* Input rows
===

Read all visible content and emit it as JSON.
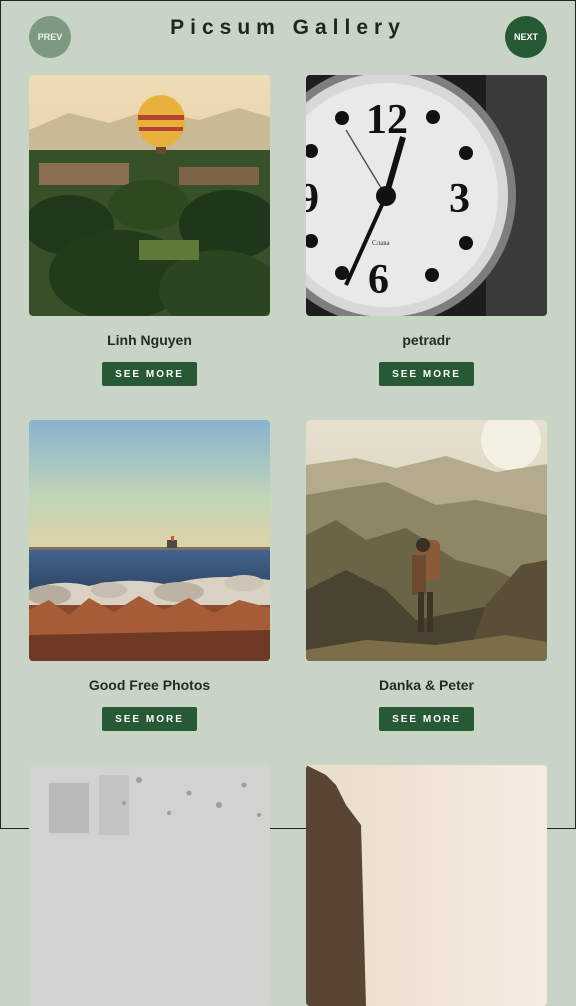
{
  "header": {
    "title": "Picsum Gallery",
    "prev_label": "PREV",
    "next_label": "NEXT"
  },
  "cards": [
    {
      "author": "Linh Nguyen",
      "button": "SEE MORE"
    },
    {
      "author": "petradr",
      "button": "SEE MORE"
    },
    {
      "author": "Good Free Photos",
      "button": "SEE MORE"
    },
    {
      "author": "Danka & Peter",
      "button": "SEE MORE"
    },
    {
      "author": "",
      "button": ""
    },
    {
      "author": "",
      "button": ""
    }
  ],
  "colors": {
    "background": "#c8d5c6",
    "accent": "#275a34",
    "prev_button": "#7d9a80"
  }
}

===

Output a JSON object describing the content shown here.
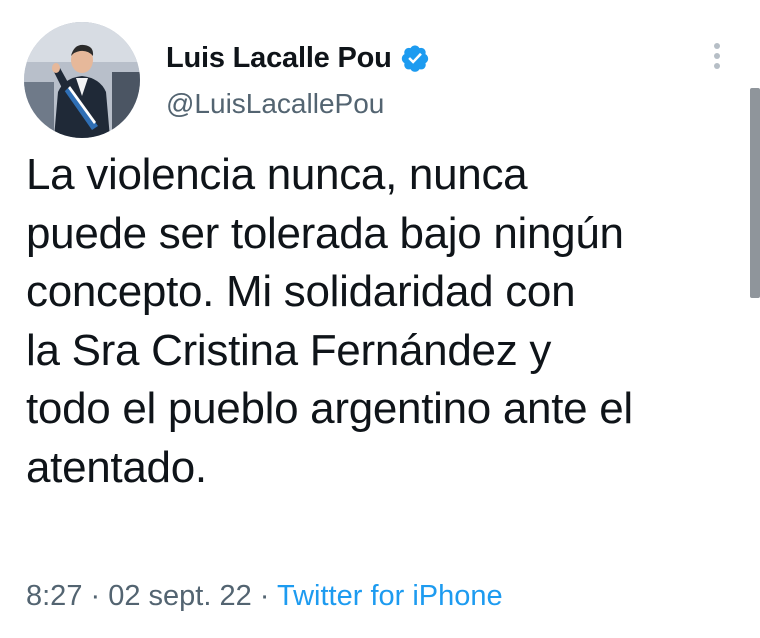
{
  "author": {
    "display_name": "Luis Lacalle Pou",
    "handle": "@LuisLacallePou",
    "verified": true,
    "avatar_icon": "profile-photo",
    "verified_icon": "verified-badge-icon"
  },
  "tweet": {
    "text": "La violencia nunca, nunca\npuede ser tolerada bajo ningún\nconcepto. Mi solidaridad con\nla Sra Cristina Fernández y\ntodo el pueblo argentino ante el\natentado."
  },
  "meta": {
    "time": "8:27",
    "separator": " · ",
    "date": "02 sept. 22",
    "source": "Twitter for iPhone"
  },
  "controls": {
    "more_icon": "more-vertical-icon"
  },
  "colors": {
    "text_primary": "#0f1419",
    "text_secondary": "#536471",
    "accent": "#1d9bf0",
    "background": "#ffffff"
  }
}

===

* Given instruction
Pull out all lines from the listing that contain the string "author".

* Reply to the exercise
      "author": "Linh Nguyen",
      "author": "petradr",
      "author": "Good Free Photos",
      "author": "Danka & Peter",
      "author": "",
      "author": "",
  "author": {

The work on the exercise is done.